--- Start Task input ---

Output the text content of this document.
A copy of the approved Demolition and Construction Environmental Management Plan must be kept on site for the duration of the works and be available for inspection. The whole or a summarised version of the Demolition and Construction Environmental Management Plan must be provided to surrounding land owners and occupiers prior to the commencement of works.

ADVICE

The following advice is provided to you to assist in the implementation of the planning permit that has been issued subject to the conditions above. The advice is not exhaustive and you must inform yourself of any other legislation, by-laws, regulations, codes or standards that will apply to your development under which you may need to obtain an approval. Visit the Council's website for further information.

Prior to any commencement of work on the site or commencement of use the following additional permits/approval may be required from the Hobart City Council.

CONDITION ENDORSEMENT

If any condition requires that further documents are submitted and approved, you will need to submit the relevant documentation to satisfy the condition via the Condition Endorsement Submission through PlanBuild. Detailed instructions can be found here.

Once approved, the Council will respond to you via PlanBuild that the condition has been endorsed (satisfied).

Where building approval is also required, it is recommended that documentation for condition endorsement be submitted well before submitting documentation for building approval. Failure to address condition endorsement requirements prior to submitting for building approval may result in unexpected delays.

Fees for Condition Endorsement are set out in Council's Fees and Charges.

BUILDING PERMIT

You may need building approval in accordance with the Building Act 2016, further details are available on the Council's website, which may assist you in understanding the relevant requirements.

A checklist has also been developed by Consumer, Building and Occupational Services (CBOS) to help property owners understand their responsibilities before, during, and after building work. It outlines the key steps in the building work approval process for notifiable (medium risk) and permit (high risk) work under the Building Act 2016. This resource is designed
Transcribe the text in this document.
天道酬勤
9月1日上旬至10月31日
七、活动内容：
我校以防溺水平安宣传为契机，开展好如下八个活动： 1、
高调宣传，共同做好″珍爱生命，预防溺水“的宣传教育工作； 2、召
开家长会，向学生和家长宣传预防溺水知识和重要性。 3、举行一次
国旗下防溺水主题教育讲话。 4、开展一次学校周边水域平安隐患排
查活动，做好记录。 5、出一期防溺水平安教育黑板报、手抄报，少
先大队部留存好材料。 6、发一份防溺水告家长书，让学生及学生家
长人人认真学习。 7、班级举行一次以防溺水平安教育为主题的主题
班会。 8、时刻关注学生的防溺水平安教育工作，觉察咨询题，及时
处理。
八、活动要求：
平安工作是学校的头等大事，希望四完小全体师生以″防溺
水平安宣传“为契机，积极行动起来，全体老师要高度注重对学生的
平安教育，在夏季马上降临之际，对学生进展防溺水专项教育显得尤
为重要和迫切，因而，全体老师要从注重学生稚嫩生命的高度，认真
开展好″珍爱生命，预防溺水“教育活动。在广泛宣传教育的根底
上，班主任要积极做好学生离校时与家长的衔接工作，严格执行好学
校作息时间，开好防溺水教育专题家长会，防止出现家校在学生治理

--- End Task input ---

▸ What you have to do: Reproduce the data in full, exactly as presented.

▸ Response to this task:
Output the text content of this document.
A copy of the approved Demolition and Construction Environmental Management Plan must be kept on site for the duration of the works and be available for inspection. The whole or a summarised version of the Demolition and Construction Environmental Management Plan must be provided to surrounding land owners and occupiers prior to the commencement of works.

ADVICE

The following advice is provided to you to assist in the implementation of the planning permit that has been issued subject to the conditions above. The advice is not exhaustive and you must inform yourself of any other legislation, by-laws, regulations, codes or standards that will apply to your development under which you may need to obtain an approval. Visit the Council's website for further information.

Prior to any commencement of work on the site or commencement of use the following additional permits/approval may be required from the Hobart City Council.

CONDITION ENDORSEMENT

If any condition requires that further documents are submitted and approved, you will need to submit the relevant documentation to satisfy the condition via the Condition Endorsement Submission through PlanBuild. Detailed instructions can be found here.

Once approved, the Council will respond to you via PlanBuild that the condition has been endorsed (satisfied).

Where building approval is also required, it is recommended that documentation for condition endorsement be submitted well before submitting documentation for building approval. Failure to address condition endorsement requirements prior to submitting for building approval may result in unexpected delays.

Fees for Condition Endorsement are set out in Council's Fees and Charges.

BUILDING PERMIT

You may need building approval in accordance with the Building Act 2016, further details are available on the Council's website, which may assist you in understanding the relevant requirements.

A checklist has also been developed by Consumer, Building and Occupational Services (CBOS) to help property owners understand their responsibilities before, during, and after building work. It outlines the key steps in the building work approval process for notifiable (medium risk) and permit (high risk) work under the Building Act 2016. This resource is designed
Transcribe the text in this document.
天道酬勤
9月1日上旬至10月31日
七、活动内容：
我校以防溺水平安宣传为契机，开展好如下八个活动： 1、
高调宣传，共同做好″珍爱生命，预防溺水“的宣传教育工作； 2、召
开家长会，向学生和家长宣传预防溺水知识和重要性。 3、举行一次
国旗下防溺水主题教育讲话。 4、开展一次学校周边水域平安隐患排
查活动，做好记录。 5、出一期防溺水平安教育黑板报、手抄报，少
先大队部留存好材料。 6、发一份防溺水告家长书，让学生及学生家
长人人认真学习。 7、班级举行一次以防溺水平安教育为主题的主题
班会。 8、时刻关注学生的防溺水平安教育工作，觉察咨询题，及时
处理。
八、活动要求：
平安工作是学校的头等大事，希望四完小全体师生以″防溺
水平安宣传“为契机，积极行动起来，全体老师要高度注重对学生的
平安教育，在夏季马上降临之际，对学生进展防溺水专项教育显得尤
为重要和迫切，因而，全体老师要从注重学生稚嫩生命的高度，认真
开展好″珍爱生命，预防溺水“教育活动。在广泛宣传教育的根底
上，班主任要积极做好学生离校时与家长的衔接工作，严格执行好学
校作息时间，开好防溺水教育专题家长会，防止出现家校在学生治理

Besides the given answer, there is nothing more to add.